## WHAT THE TASK REQUIRES
Quote the entries in full, character for character, without their images.

## EXTRACTED DATA
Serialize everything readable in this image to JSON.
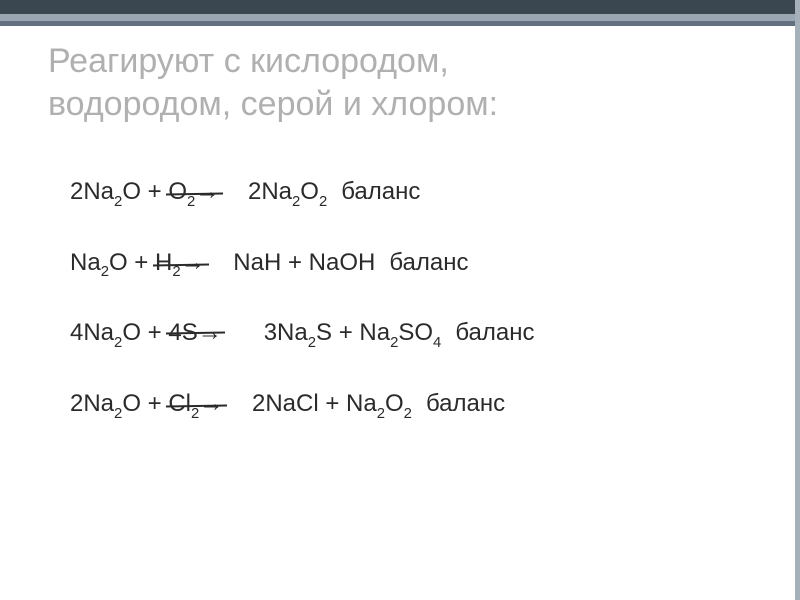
{
  "colors": {
    "bar1": "#3a4650",
    "bar2": "#9aa6b1",
    "bar3": "#627080",
    "title_color": "#b0b0b0",
    "text_color": "#2b2b2b",
    "background": "#ffffff",
    "right_edge": "#a6b0ba"
  },
  "title": {
    "line1": "Реагируют с кислородом,",
    "line2": "водородом, серой и хлором:",
    "fontsize": 34
  },
  "eq_fontsize": 24,
  "balance_word": "баланс",
  "equations": {
    "r1": {
      "lhs_a1": "2Na",
      "lhs_a1_sub": "2",
      "lhs_a2": "O",
      "plus": " + ",
      "lhs_b1": "O",
      "lhs_b1_sub": "2",
      "arrow": "→",
      "rhs_a1": "    2Na",
      "rhs_a1_sub": "2",
      "rhs_a2": "O",
      "rhs_a2_sub": "2"
    },
    "r2": {
      "lhs_a1": "Na",
      "lhs_a1_sub": "2",
      "lhs_a2": "O",
      "plus": " + ",
      "lhs_b1": "H",
      "lhs_b1_sub": "2",
      "arrow": "→",
      "rhs_text": "    NaH + NaOH"
    },
    "r3": {
      "lhs_a1": "4Na",
      "lhs_a1_sub": "2",
      "lhs_a2": "O",
      "plus": " + ",
      "lhs_b1": "4S",
      "arrow": "→",
      "rhs_a1": "      3Na",
      "rhs_a1_sub": "2",
      "rhs_a2": "S + Na",
      "rhs_a2_sub": "2",
      "rhs_a3": "SO",
      "rhs_a3_sub": "4"
    },
    "r4": {
      "lhs_a1": "2Na",
      "lhs_a1_sub": "2",
      "lhs_a2": "O",
      "plus": " + ",
      "lhs_b1": "Cl",
      "lhs_b1_sub": "2",
      "arrow": "→",
      "rhs_a1": "    2NaCl + Na",
      "rhs_a1_sub": "2",
      "rhs_a2": "O",
      "rhs_a2_sub": "2"
    }
  }
}
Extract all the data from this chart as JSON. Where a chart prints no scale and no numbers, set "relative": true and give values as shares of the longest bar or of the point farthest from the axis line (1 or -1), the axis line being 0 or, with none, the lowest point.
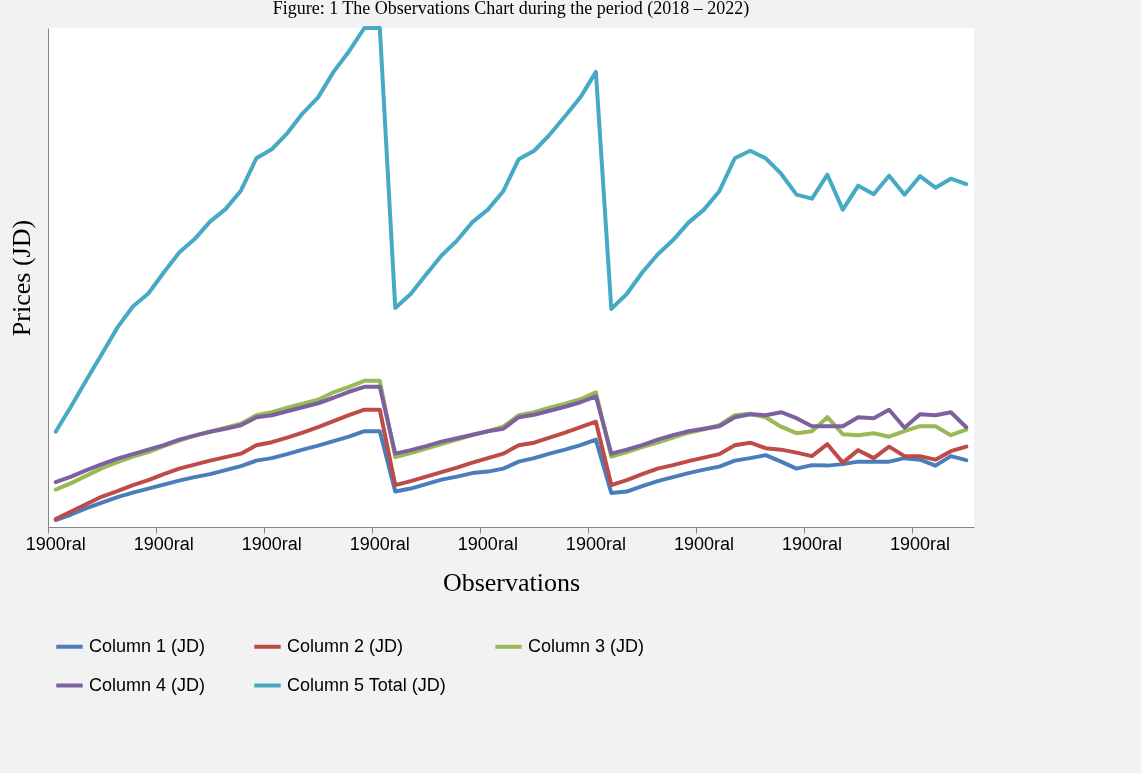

## FINISHED ANSWER
Serialize everything readable in this image to JSON.
{
  "colors": {
    "bar1": "#3a4650",
    "bar2": "#9aa6b1",
    "bar3": "#627080",
    "title_color": "#b0b0b0",
    "text_color": "#2b2b2b",
    "background": "#ffffff",
    "right_edge": "#a6b0ba"
  },
  "title": {
    "line1": "Реагируют с кислородом,",
    "line2": "водородом, серой и хлором:",
    "fontsize": 34
  },
  "eq_fontsize": 24,
  "balance_word": "баланс",
  "equations": {
    "r1": {
      "lhs_a1": "2Na",
      "lhs_a1_sub": "2",
      "lhs_a2": "O",
      "plus": " + ",
      "lhs_b1": "O",
      "lhs_b1_sub": "2",
      "arrow": "→",
      "rhs_a1": "    2Na",
      "rhs_a1_sub": "2",
      "rhs_a2": "O",
      "rhs_a2_sub": "2"
    },
    "r2": {
      "lhs_a1": "Na",
      "lhs_a1_sub": "2",
      "lhs_a2": "O",
      "plus": " + ",
      "lhs_b1": "H",
      "lhs_b1_sub": "2",
      "arrow": "→",
      "rhs_text": "    NaH + NaOH"
    },
    "r3": {
      "lhs_a1": "4Na",
      "lhs_a1_sub": "2",
      "lhs_a2": "O",
      "plus": " + ",
      "lhs_b1": "4S",
      "arrow": "→",
      "rhs_a1": "      3Na",
      "rhs_a1_sub": "2",
      "rhs_a2": "S + Na",
      "rhs_a2_sub": "2",
      "rhs_a3": "SO",
      "rhs_a3_sub": "4"
    },
    "r4": {
      "lhs_a1": "2Na",
      "lhs_a1_sub": "2",
      "lhs_a2": "O",
      "plus": " + ",
      "lhs_b1": "Cl",
      "lhs_b1_sub": "2",
      "arrow": "→",
      "rhs_a1": "    2NaCl + Na",
      "rhs_a1_sub": "2",
      "rhs_a2": "O",
      "rhs_a2_sub": "2"
    }
  }
}
Extract all the data from this chart as JSON. Where a chart prints no scale and no numbers, set "relative": true and give values as shares of the longest bar or of the point farthest from the axis line (1 or -1), the axis line being 0 or, with none, the lowest point.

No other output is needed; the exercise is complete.